→ **Exercise goal**
Omit all images, then return the remaining material exactly as it stands.

Some records
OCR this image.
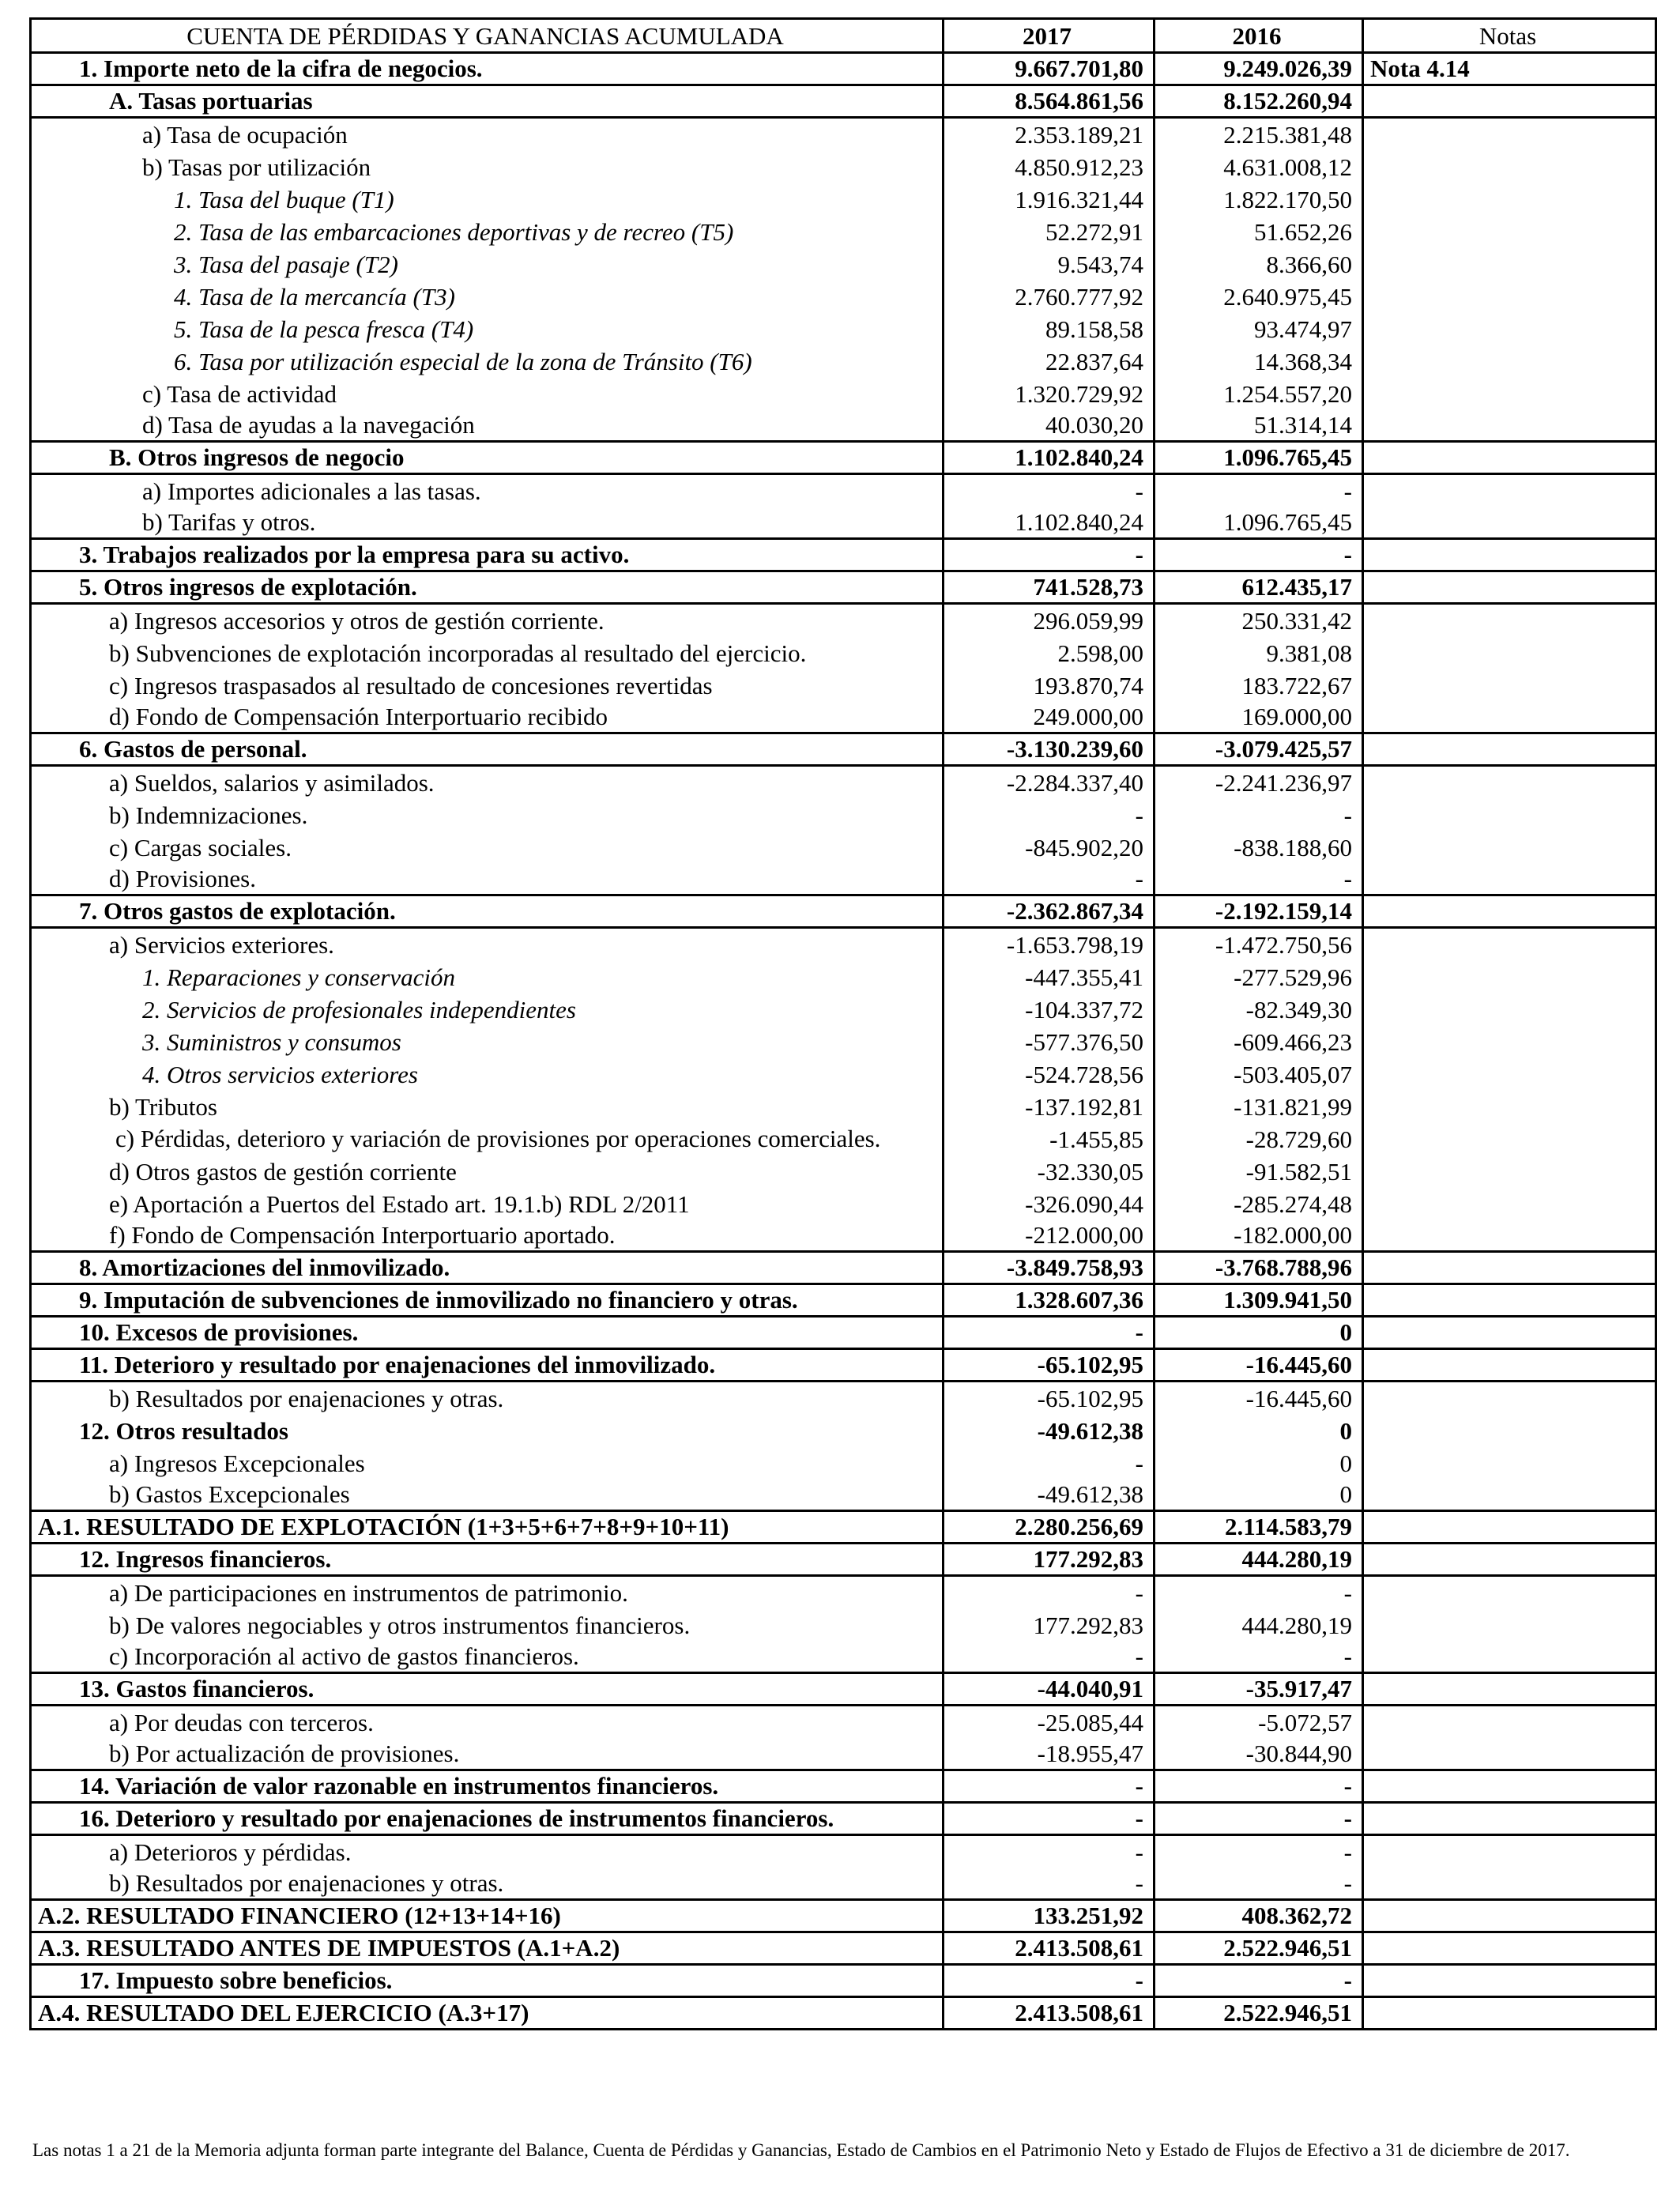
CUENTA DE PÉRDIDAS Y GANANCIAS ACUMULADA	2017	2016	Notas
1. Importe neto de la cifra de negocios.	9.667.701,80	9.249.026,39	Nota 4.14
A. Tasas portuarias	8.564.861,56	8.152.260,94	
a) Tasa de ocupación	2.353.189,21	2.215.381,48	
b) Tasas por utilización	4.850.912,23	4.631.008,12	
1. Tasa del buque (T1)	1.916.321,44	1.822.170,50	
2. Tasa de las embarcaciones deportivas y de recreo (T5)	52.272,91	51.652,26	
3. Tasa del pasaje (T2)	9.543,74	8.366,60	
4. Tasa de la mercancía (T3)	2.760.777,92	2.640.975,45	
5. Tasa de la pesca fresca (T4)	89.158,58	93.474,97	
6. Tasa por utilización especial de la zona de Tránsito (T6)	22.837,64	14.368,34	
c) Tasa de actividad	1.320.729,92	1.254.557,20	
d) Tasa de ayudas a la navegación	40.030,20	51.314,14	
B. Otros ingresos de negocio	1.102.840,24	1.096.765,45	
a) Importes adicionales a las tasas.	-	-	
b) Tarifas y otros.	1.102.840,24	1.096.765,45	
3. Trabajos realizados por la empresa para su activo.	-	-	
5. Otros ingresos de explotación.	741.528,73	612.435,17	
a) Ingresos accesorios y otros de gestión corriente.	296.059,99	250.331,42	
b) Subvenciones de explotación incorporadas al resultado del ejercicio.	2.598,00	9.381,08	
c) Ingresos traspasados al resultado de concesiones revertidas	193.870,74	183.722,67	
d) Fondo de Compensación Interportuario recibido	249.000,00	169.000,00	
6. Gastos de personal.	-3.130.239,60	-3.079.425,57	
a) Sueldos, salarios y asimilados.	-2.284.337,40	-2.241.236,97	
b) Indemnizaciones.	-	-	
c) Cargas sociales.	-845.902,20	-838.188,60	
d) Provisiones.	-	-	
7. Otros gastos de explotación.	-2.362.867,34	-2.192.159,14	
a) Servicios exteriores.	-1.653.798,19	-1.472.750,56	
1. Reparaciones y conservación	-447.355,41	-277.529,96	
2. Servicios de profesionales independientes	-104.337,72	-82.349,30	
3. Suministros y consumos	-577.376,50	-609.466,23	
4. Otros servicios exteriores	-524.728,56	-503.405,07	
b) Tributos	-137.192,81	-131.821,99	
c) Pérdidas, deterioro y variación de provisiones por operaciones comerciales.	-1.455,85	-28.729,60	
d) Otros gastos de gestión corriente	-32.330,05	-91.582,51	
e) Aportación a Puertos del Estado art. 19.1.b) RDL 2/2011	-326.090,44	-285.274,48	
f) Fondo de Compensación Interportuario aportado.	-212.000,00	-182.000,00	
8. Amortizaciones del inmovilizado.	-3.849.758,93	-3.768.788,96	
9. Imputación de subvenciones de inmovilizado no financiero y otras.	1.328.607,36	1.309.941,50	
10. Excesos de provisiones.	-	0	
11. Deterioro y resultado por enajenaciones del inmovilizado.	-65.102,95	-16.445,60	
b) Resultados por enajenaciones y otras.	-65.102,95	-16.445,60	
12. Otros resultados	-49.612,38	0	
a) Ingresos Excepcionales	-	0	
b) Gastos Excepcionales	-49.612,38	0	
A.1. RESULTADO DE EXPLOTACIÓN (1+3+5+6+7+8+9+10+11)	2.280.256,69	2.114.583,79	
12. Ingresos financieros.	177.292,83	444.280,19	
a) De participaciones en instrumentos de patrimonio.	-	-	
b) De valores negociables y otros instrumentos financieros.	177.292,83	444.280,19	
c) Incorporación al activo de gastos financieros.	-	-	
13. Gastos financieros.	-44.040,91	-35.917,47	
a) Por deudas con terceros.	-25.085,44	-5.072,57	
b) Por actualización de provisiones.	-18.955,47	-30.844,90	
14. Variación de valor razonable en instrumentos financieros.	-	-	
16. Deterioro y resultado por enajenaciones de instrumentos financieros.	-	-	
a) Deterioros y pérdidas.	-	-	
b) Resultados por enajenaciones y otras.	-	-	
A.2. RESULTADO FINANCIERO (12+13+14+16)	133.251,92	408.362,72	
A.3. RESULTADO ANTES DE IMPUESTOS (A.1+A.2)	2.413.508,61	2.522.946,51	
17. Impuesto sobre beneficios.	-	-	
A.4. RESULTADO DEL EJERCICIO (A.3+17)	2.413.508,61	2.522.946,51	
Las notas 1 a 21 de la Memoria adjunta forman parte integrante del Balance, Cuenta de Pérdidas y Ganancias, Estado de Cambios en el Patrimonio Neto y Estado de Flujos de Efectivo a 31 de diciembre de 2017.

→ **Finished task**
OCR this image.
CUENTA DE PÉRDIDAS Y GANANCIAS ACUMULADA	2017	2016	Notas
1. Importe neto de la cifra de negocios.	9.667.701,80	9.249.026,39	Nota 4.14
A. Tasas portuarias	8.564.861,56	8.152.260,94	
a) Tasa de ocupación	2.353.189,21	2.215.381,48	
b) Tasas por utilización	4.850.912,23	4.631.008,12	
1. Tasa del buque (T1)	1.916.321,44	1.822.170,50	
2. Tasa de las embarcaciones deportivas y de recreo (T5)	52.272,91	51.652,26	
3. Tasa del pasaje (T2)	9.543,74	8.366,60	
4. Tasa de la mercancía (T3)	2.760.777,92	2.640.975,45	
5. Tasa de la pesca fresca (T4)	89.158,58	93.474,97	
6. Tasa por utilización especial de la zona de Tránsito (T6)	22.837,64	14.368,34	
c) Tasa de actividad	1.320.729,92	1.254.557,20	
d) Tasa de ayudas a la navegación	40.030,20	51.314,14	
B. Otros ingresos de negocio	1.102.840,24	1.096.765,45	
a) Importes adicionales a las tasas.	-	-	
b) Tarifas y otros.	1.102.840,24	1.096.765,45	
3. Trabajos realizados por la empresa para su activo.	-	-	
5. Otros ingresos de explotación.	741.528,73	612.435,17	
a) Ingresos accesorios y otros de gestión corriente.	296.059,99	250.331,42	
b) Subvenciones de explotación incorporadas al resultado del ejercicio.	2.598,00	9.381,08	
c) Ingresos traspasados al resultado de concesiones revertidas	193.870,74	183.722,67	
d) Fondo de Compensación Interportuario recibido	249.000,00	169.000,00	
6. Gastos de personal.	-3.130.239,60	-3.079.425,57	
a) Sueldos, salarios y asimilados.	-2.284.337,40	-2.241.236,97	
b) Indemnizaciones.	-	-	
c) Cargas sociales.	-845.902,20	-838.188,60	
d) Provisiones.	-	-	
7. Otros gastos de explotación.	-2.362.867,34	-2.192.159,14	
a) Servicios exteriores.	-1.653.798,19	-1.472.750,56	
1. Reparaciones y conservación	-447.355,41	-277.529,96	
2. Servicios de profesionales independientes	-104.337,72	-82.349,30	
3. Suministros y consumos	-577.376,50	-609.466,23	
4. Otros servicios exteriores	-524.728,56	-503.405,07	
b) Tributos	-137.192,81	-131.821,99	
c) Pérdidas, deterioro y variación de provisiones por operaciones comerciales.	-1.455,85	-28.729,60	
d) Otros gastos de gestión corriente	-32.330,05	-91.582,51	
e) Aportación a Puertos del Estado art. 19.1.b) RDL 2/2011	-326.090,44	-285.274,48	
f) Fondo de Compensación Interportuario aportado.	-212.000,00	-182.000,00	
8. Amortizaciones del inmovilizado.	-3.849.758,93	-3.768.788,96	
9. Imputación de subvenciones de inmovilizado no financiero y otras.	1.328.607,36	1.309.941,50	
10. Excesos de provisiones.	-	0	
11. Deterioro y resultado por enajenaciones del inmovilizado.	-65.102,95	-16.445,60	
b) Resultados por enajenaciones y otras.	-65.102,95	-16.445,60	
12. Otros resultados	-49.612,38	0	
a) Ingresos Excepcionales	-	0	
b) Gastos Excepcionales	-49.612,38	0	
A.1. RESULTADO DE EXPLOTACIÓN (1+3+5+6+7+8+9+10+11)	2.280.256,69	2.114.583,79	
12. Ingresos financieros.	177.292,83	444.280,19	
a) De participaciones en instrumentos de patrimonio.	-	-	
b) De valores negociables y otros instrumentos financieros.	177.292,83	444.280,19	
c) Incorporación al activo de gastos financieros.	-	-	
13. Gastos financieros.	-44.040,91	-35.917,47	
a) Por deudas con terceros.	-25.085,44	-5.072,57	
b) Por actualización de provisiones.	-18.955,47	-30.844,90	
14. Variación de valor razonable en instrumentos financieros.	-	-	
16. Deterioro y resultado por enajenaciones de instrumentos financieros.	-	-	
a) Deterioros y pérdidas.	-	-	
b) Resultados por enajenaciones y otras.	-	-	
A.2. RESULTADO FINANCIERO (12+13+14+16)	133.251,92	408.362,72	
A.3. RESULTADO ANTES DE IMPUESTOS (A.1+A.2)	2.413.508,61	2.522.946,51	
17. Impuesto sobre beneficios.	-	-	
A.4. RESULTADO DEL EJERCICIO (A.3+17)	2.413.508,61	2.522.946,51	
Las notas 1 a 21 de la Memoria adjunta forman parte integrante del Balance, Cuenta de Pérdidas y Ganancias, Estado de Cambios en el Patrimonio Neto y Estado de Flujos de Efectivo a 31 de diciembre de 2017.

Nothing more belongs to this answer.